## RECORDED INFORMATION

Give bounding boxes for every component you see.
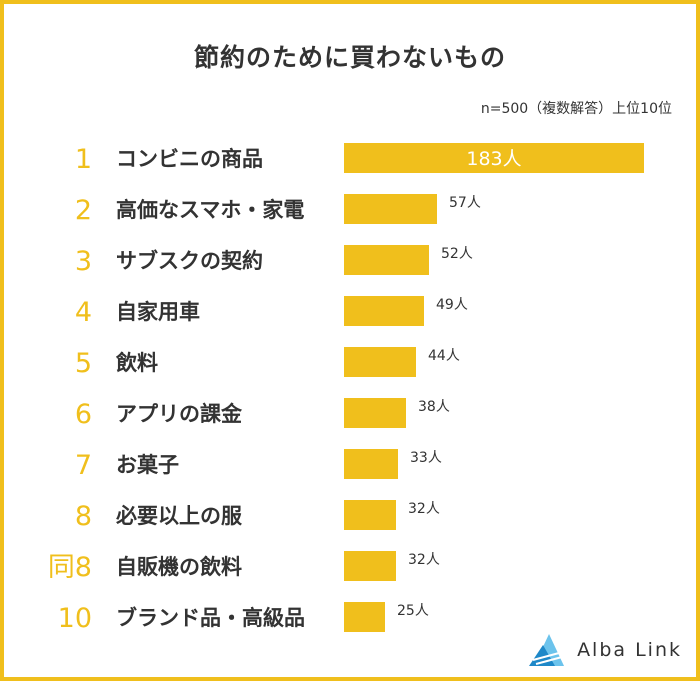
bar bbox=[344, 347, 416, 377]
bar bbox=[344, 194, 437, 224]
bar bbox=[344, 500, 396, 530]
category-label: コンビニの商品 bbox=[116, 147, 263, 171]
bar bbox=[344, 602, 385, 632]
value-label: 25人 bbox=[397, 603, 429, 619]
category-label: 高価なスマホ・家電 bbox=[116, 198, 304, 222]
category-label: 自販機の飲料 bbox=[116, 555, 242, 579]
value-label: 38人 bbox=[418, 399, 450, 415]
category-label: アプリの課金 bbox=[116, 402, 243, 426]
category-label: 飲料 bbox=[115, 351, 158, 375]
category-label: お菓子 bbox=[116, 453, 179, 477]
value-label: 57人 bbox=[449, 195, 481, 211]
value-label: 52人 bbox=[441, 246, 473, 262]
bar bbox=[344, 143, 644, 173]
chart-title: 節約のために買わないもの bbox=[193, 43, 506, 72]
bar bbox=[344, 245, 429, 275]
alba-link-triangle-icon bbox=[529, 634, 565, 666]
alba-link-logo: Alba Link bbox=[527, 632, 682, 668]
rank-label: 10 bbox=[58, 603, 92, 634]
bar bbox=[344, 296, 424, 326]
rank-label: 同8 bbox=[48, 552, 92, 583]
bar bbox=[344, 449, 398, 479]
logo-text: Alba Link bbox=[577, 639, 682, 661]
category-label: サブスクの契約 bbox=[116, 249, 263, 273]
rank-label: 8 bbox=[75, 501, 92, 532]
bar bbox=[344, 398, 406, 428]
value-label: 44人 bbox=[428, 348, 460, 364]
category-label: 自家用車 bbox=[116, 300, 200, 324]
value-label: 33人 bbox=[410, 450, 442, 466]
rank-label: 1 bbox=[75, 144, 92, 175]
value-label: 49人 bbox=[436, 297, 468, 313]
value-label: 32人 bbox=[408, 552, 440, 568]
category-label: ブランド品・高級品 bbox=[116, 606, 305, 630]
rank-label: 3 bbox=[75, 246, 92, 277]
rank-label: 2 bbox=[75, 195, 92, 226]
value-label: 183人 bbox=[466, 148, 521, 170]
rank-label: 6 bbox=[75, 399, 92, 430]
rank-label: 5 bbox=[75, 348, 92, 379]
category-label: 必要以上の服 bbox=[116, 504, 243, 528]
bar bbox=[344, 551, 396, 581]
rank-label: 7 bbox=[75, 450, 92, 481]
sample-note: n=500（複数解答）上位10位 bbox=[480, 101, 672, 117]
value-label: 32人 bbox=[408, 501, 440, 517]
rank-label: 4 bbox=[75, 297, 92, 328]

## TASK INSTRUCTIONS
Set out every line of the listing above as a JSON list of strings, one string per line, with blank lines left out. Omit the picture from your answer.

## RESPONSE
[
  "Give bounding boxes for every component you see.",
  "bar bbox=[344, 347, 416, 377]",
  "bar bbox=[344, 194, 437, 224]",
  "bar bbox=[344, 500, 396, 530]",
  "category-label: コンビニの商品 bbox=[116, 147, 263, 171]",
  "bar bbox=[344, 602, 385, 632]",
  "value-label: 25人 bbox=[397, 603, 429, 619]",
  "category-label: 高価なスマホ・家電 bbox=[116, 198, 304, 222]",
  "category-label: 自販機の飲料 bbox=[116, 555, 242, 579]",
  "value-label: 38人 bbox=[418, 399, 450, 415]",
  "category-label: アプリの課金 bbox=[116, 402, 243, 426]",
  "category-label: 飲料 bbox=[115, 351, 158, 375]",
  "category-label: お菓子 bbox=[116, 453, 179, 477]",
  "value-label: 57人 bbox=[449, 195, 481, 211]",
  "value-label: 52人 bbox=[441, 246, 473, 262]",
  "bar bbox=[344, 143, 644, 173]",
  "chart-title: 節約のために買わないもの bbox=[193, 43, 506, 72]",
  "bar bbox=[344, 245, 429, 275]",
  "alba-link-triangle-icon bbox=[529, 634, 565, 666]",
  "alba-link-logo: Alba Link bbox=[527, 632, 682, 668]",
  "rank-label: 10 bbox=[58, 603, 92, 634]",
  "bar bbox=[344, 296, 424, 326]",
  "rank-label: 同8 bbox=[48, 552, 92, 583]",
  "bar bbox=[344, 449, 398, 479]",
  "logo-text: Alba Link bbox=[577, 639, 682, 661]",
  "category-label: サブスクの契約 bbox=[116, 249, 263, 273]",
  "rank-label: 8 bbox=[75, 501, 92, 532]",
  "bar bbox=[344, 398, 406, 428]",
  "value-label: 44人 bbox=[428, 348, 460, 364]",
  "category-label: 自家用車 bbox=[116, 300, 200, 324]",
  "value-label: 33人 bbox=[410, 450, 442, 466]",
  "rank-label: 1 bbox=[75, 144, 92, 175]",
  "value-label: 49人 bbox=[436, 297, 468, 313]",
  "value-label: 32人 bbox=[408, 552, 440, 568]",
  "category-label: ブランド品・高級品 bbox=[116, 606, 305, 630]",
  "rank-label: 3 bbox=[75, 246, 92, 277]",
  "rank-label: 2 bbox=[75, 195, 92, 226]",
  "value-label: 183人 bbox=[466, 148, 521, 170]",
  "rank-label: 6 bbox=[75, 399, 92, 430]",
  "rank-label: 5 bbox=[75, 348, 92, 379]",
  "category-label: 必要以上の服 bbox=[116, 504, 243, 528]",
  "bar bbox=[344, 551, 396, 581]",
  "rank-label: 7 bbox=[75, 450, 92, 481]",
  "sample-note: n=500（複数解答）上位10位 bbox=[480, 101, 672, 117]",
  "value-label: 32人 bbox=[408, 501, 440, 517]",
  "rank-label: 4 bbox=[75, 297, 92, 328]"
]